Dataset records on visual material

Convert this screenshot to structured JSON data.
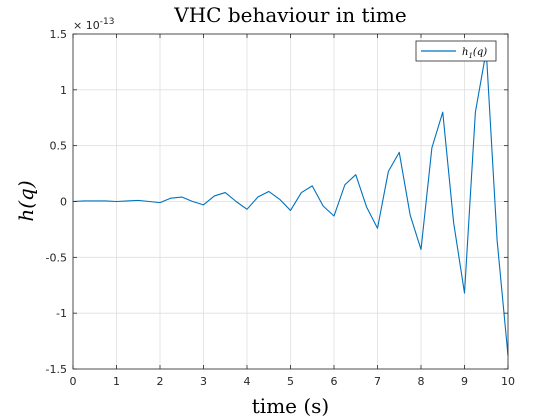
{
  "chart_data": {
    "type": "line",
    "title": "VHC behaviour in time",
    "xlabel": "time (s)",
    "ylabel": "h(q)",
    "y_exponent": "× 10^-13",
    "y_exponent_base": "× 10",
    "y_exponent_power": "-13",
    "xlim": [
      0,
      10
    ],
    "ylim": [
      -1.5,
      1.5
    ],
    "xticks": [
      0,
      1,
      2,
      3,
      4,
      5,
      6,
      7,
      8,
      9,
      10
    ],
    "yticks": [
      -1.5,
      -1,
      -0.5,
      0,
      0.5,
      1,
      1.5
    ],
    "xtick_labels": [
      "0",
      "1",
      "2",
      "3",
      "4",
      "5",
      "6",
      "7",
      "8",
      "9",
      "10"
    ],
    "ytick_labels": [
      "-1.5",
      "-1",
      "-0.5",
      "0",
      "0.5",
      "1",
      "1.5"
    ],
    "grid": true,
    "legend": "top-right",
    "series": [
      {
        "name": "h_1(q)",
        "legend_label_main": "h",
        "legend_label_sub": "1",
        "legend_label_arg": "(q)",
        "color": "#0072BD",
        "x": [
          0,
          0.25,
          0.5,
          0.75,
          1,
          1.25,
          1.5,
          1.75,
          2,
          2.25,
          2.5,
          2.75,
          3,
          3.25,
          3.5,
          3.75,
          4,
          4.25,
          4.5,
          4.75,
          5,
          5.25,
          5.5,
          5.75,
          6,
          6.25,
          6.5,
          6.75,
          7,
          7.25,
          7.5,
          7.75,
          8,
          8.25,
          8.5,
          8.75,
          9,
          9.25,
          9.5,
          9.75,
          10
        ],
        "y": [
          0,
          0.005,
          0.005,
          0.005,
          0,
          0.005,
          0.01,
          0,
          -0.01,
          0.03,
          0.04,
          0,
          -0.03,
          0.05,
          0.08,
          0,
          -0.07,
          0.04,
          0.09,
          0.02,
          -0.08,
          0.08,
          0.14,
          -0.04,
          -0.13,
          0.15,
          0.24,
          -0.05,
          -0.24,
          0.27,
          0.44,
          -0.12,
          -0.43,
          0.48,
          0.8,
          -0.19,
          -0.82,
          0.8,
          1.35,
          -0.35,
          -1.38
        ]
      }
    ]
  }
}
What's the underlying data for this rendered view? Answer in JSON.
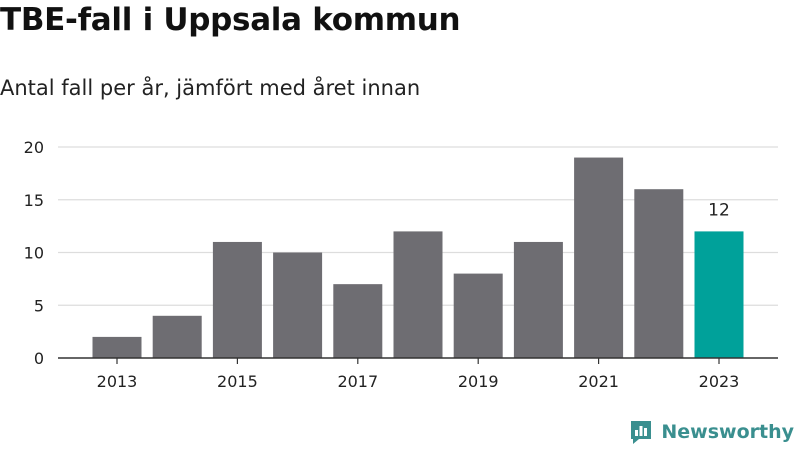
{
  "title": "TBE-fall i Uppsala kommun",
  "subtitle": "Antal fall per år, jämfört med året innan",
  "brand": "Newsworthy",
  "colors": {
    "bar": "#6e6d72",
    "highlight": "#00a19a",
    "grid": "#dddddd",
    "axis": "#333333",
    "brand": "#3a8f8f"
  },
  "chart_data": {
    "type": "bar",
    "categories": [
      "2013",
      "2014",
      "2015",
      "2016",
      "2017",
      "2018",
      "2019",
      "2020",
      "2021",
      "2022",
      "2023"
    ],
    "values": [
      2,
      4,
      11,
      10,
      7,
      12,
      8,
      11,
      19,
      16,
      12
    ],
    "x_tick_labels": [
      "2013",
      "2015",
      "2017",
      "2019",
      "2021",
      "2023"
    ],
    "y_ticks": [
      0,
      5,
      10,
      15,
      20
    ],
    "ylim": [
      0,
      20
    ],
    "highlight_category": "2023",
    "data_labels": [
      {
        "category": "2023",
        "text": "12"
      }
    ],
    "grid": true,
    "xlabel": "",
    "ylabel": ""
  }
}
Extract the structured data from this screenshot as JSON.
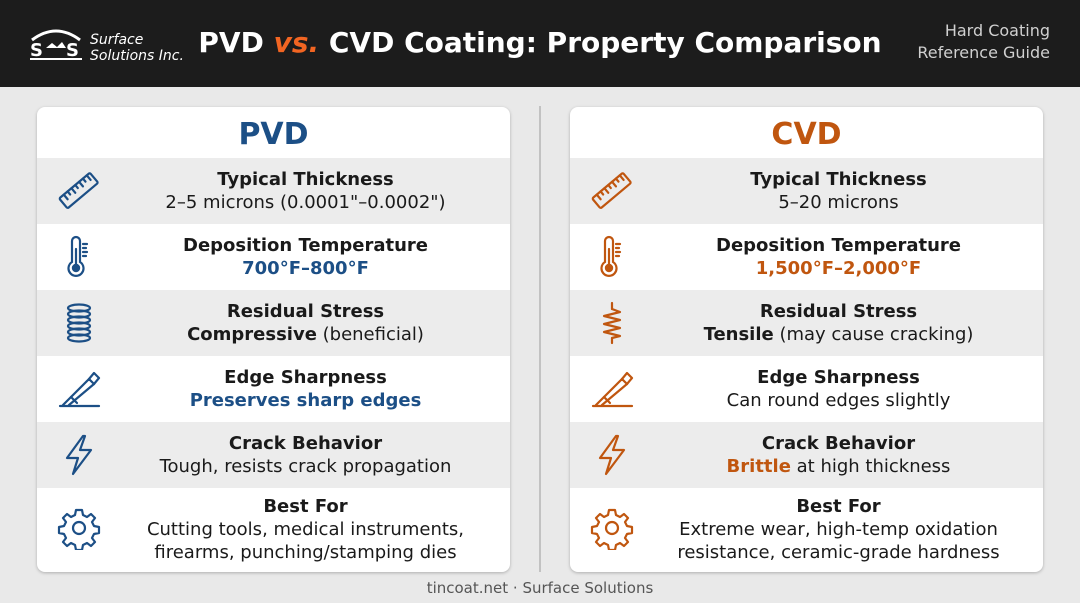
{
  "header": {
    "logo_line1": "Surface",
    "logo_line2": "Solutions Inc.",
    "title_part1": "PVD",
    "title_vs": "vs.",
    "title_part2": "CVD Coating: Property Comparison",
    "guide_line1": "Hard Coating",
    "guide_line2": "Reference Guide"
  },
  "colors": {
    "pvd": "#1c4f86",
    "cvd": "#c0560f",
    "vs": "#f26522"
  },
  "pvd": {
    "heading": "PVD",
    "rows": [
      {
        "icon": "ruler-icon",
        "label": "Typical Thickness",
        "value": "2–5 microns (0.0001\"–0.0002\")"
      },
      {
        "icon": "thermometer-icon",
        "label": "Deposition Temperature",
        "value": "700°F–800°F"
      },
      {
        "icon": "coil-spring-icon",
        "label": "Residual Stress",
        "value_bold": "Compressive",
        "value_rest": " (beneficial)"
      },
      {
        "icon": "blade-edge-icon",
        "label": "Edge Sharpness",
        "value": "Preserves sharp edges"
      },
      {
        "icon": "lightning-bolt-icon",
        "label": "Crack Behavior",
        "value": "Tough, resists crack propagation"
      },
      {
        "icon": "gear-icon",
        "label": "Best For",
        "value_line1": "Cutting tools, medical instruments,",
        "value_line2": "firearms, punching/stamping dies"
      }
    ]
  },
  "cvd": {
    "heading": "CVD",
    "rows": [
      {
        "icon": "ruler-icon",
        "label": "Typical Thickness",
        "value": "5–20 microns"
      },
      {
        "icon": "thermometer-icon",
        "label": "Deposition Temperature",
        "value": "1,500°F–2,000°F"
      },
      {
        "icon": "tension-spring-icon",
        "label": "Residual Stress",
        "value_bold": "Tensile",
        "value_rest": " (may cause cracking)"
      },
      {
        "icon": "blade-edge-icon",
        "label": "Edge Sharpness",
        "value": "Can round edges slightly"
      },
      {
        "icon": "lightning-bolt-icon",
        "label": "Crack Behavior",
        "value_bold": "Brittle",
        "value_rest": " at high thickness"
      },
      {
        "icon": "gear-icon",
        "label": "Best For",
        "value_line1": "Extreme wear, high-temp oxidation",
        "value_line2": "resistance, ceramic-grade hardness"
      }
    ]
  },
  "footer": {
    "text": "tincoat.net · Surface Solutions"
  }
}
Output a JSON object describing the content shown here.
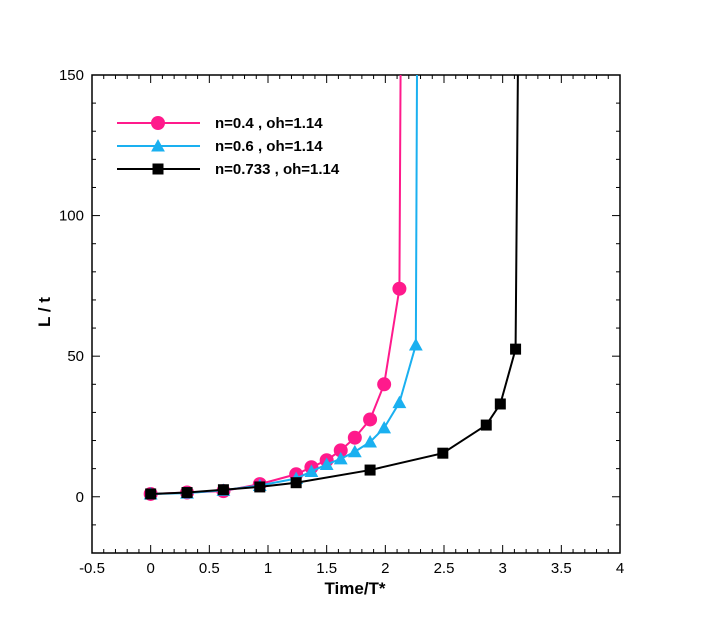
{
  "chart_data": {
    "type": "line",
    "title": "",
    "xlabel": "Time/T*",
    "ylabel": "L / t",
    "xlim": [
      -0.5,
      4
    ],
    "ylim": [
      -20,
      150
    ],
    "xticks": [
      -0.5,
      0,
      0.5,
      1,
      1.5,
      2,
      2.5,
      3,
      3.5,
      4
    ],
    "xtick_labels": [
      "-0.5",
      "0",
      "0.5",
      "1",
      "1.5",
      "2",
      "2.5",
      "3",
      "3.5",
      "4"
    ],
    "yticks": [
      0,
      50,
      100,
      150
    ],
    "ytick_labels": [
      "0",
      "50",
      "100",
      "150"
    ],
    "grid": false,
    "legend_position": "top-left",
    "series": [
      {
        "name": "n=0.4 , oh=1.14",
        "color": "#ff1a8c",
        "marker": "circle",
        "x": [
          0,
          0.31,
          0.62,
          0.93,
          1.24,
          1.37,
          1.5,
          1.62,
          1.74,
          1.87,
          1.99,
          2.12
        ],
        "y": [
          1,
          1.5,
          2,
          4.5,
          8,
          10.5,
          13,
          16.5,
          21,
          27.5,
          40,
          74
        ],
        "tail": {
          "x": 2.13,
          "y": 150
        }
      },
      {
        "name": "n=0.6 , oh=1.14",
        "color": "#1ab0f0",
        "marker": "triangle",
        "x": [
          0,
          0.31,
          0.62,
          0.93,
          1.24,
          1.37,
          1.5,
          1.62,
          1.74,
          1.87,
          1.99,
          2.12,
          2.26
        ],
        "y": [
          1,
          1.3,
          2.3,
          4,
          6.5,
          9,
          11.5,
          13.5,
          16,
          19.5,
          24.5,
          33.5,
          54
        ],
        "tail": {
          "x": 2.27,
          "y": 150
        }
      },
      {
        "name": "n=0.733 , oh=1.14",
        "color": "#000000",
        "marker": "square",
        "x": [
          0,
          0.31,
          0.62,
          0.93,
          1.24,
          1.87,
          2.49,
          2.86,
          2.98,
          3.11
        ],
        "y": [
          1,
          1.5,
          2.5,
          3.5,
          5,
          9.5,
          15.5,
          25.5,
          33,
          52.5
        ],
        "tail": {
          "x": 3.13,
          "y": 150
        }
      }
    ]
  }
}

▶ What the task asks: Each line holding "name" must be found and copied.

▶ Finished exercise:
        "name": "h_1(q)",
        "name": "n=0.4 , oh=1.14",
        "name": "n=0.6 , oh=1.14",
        "name": "n=0.733 , oh=1.14",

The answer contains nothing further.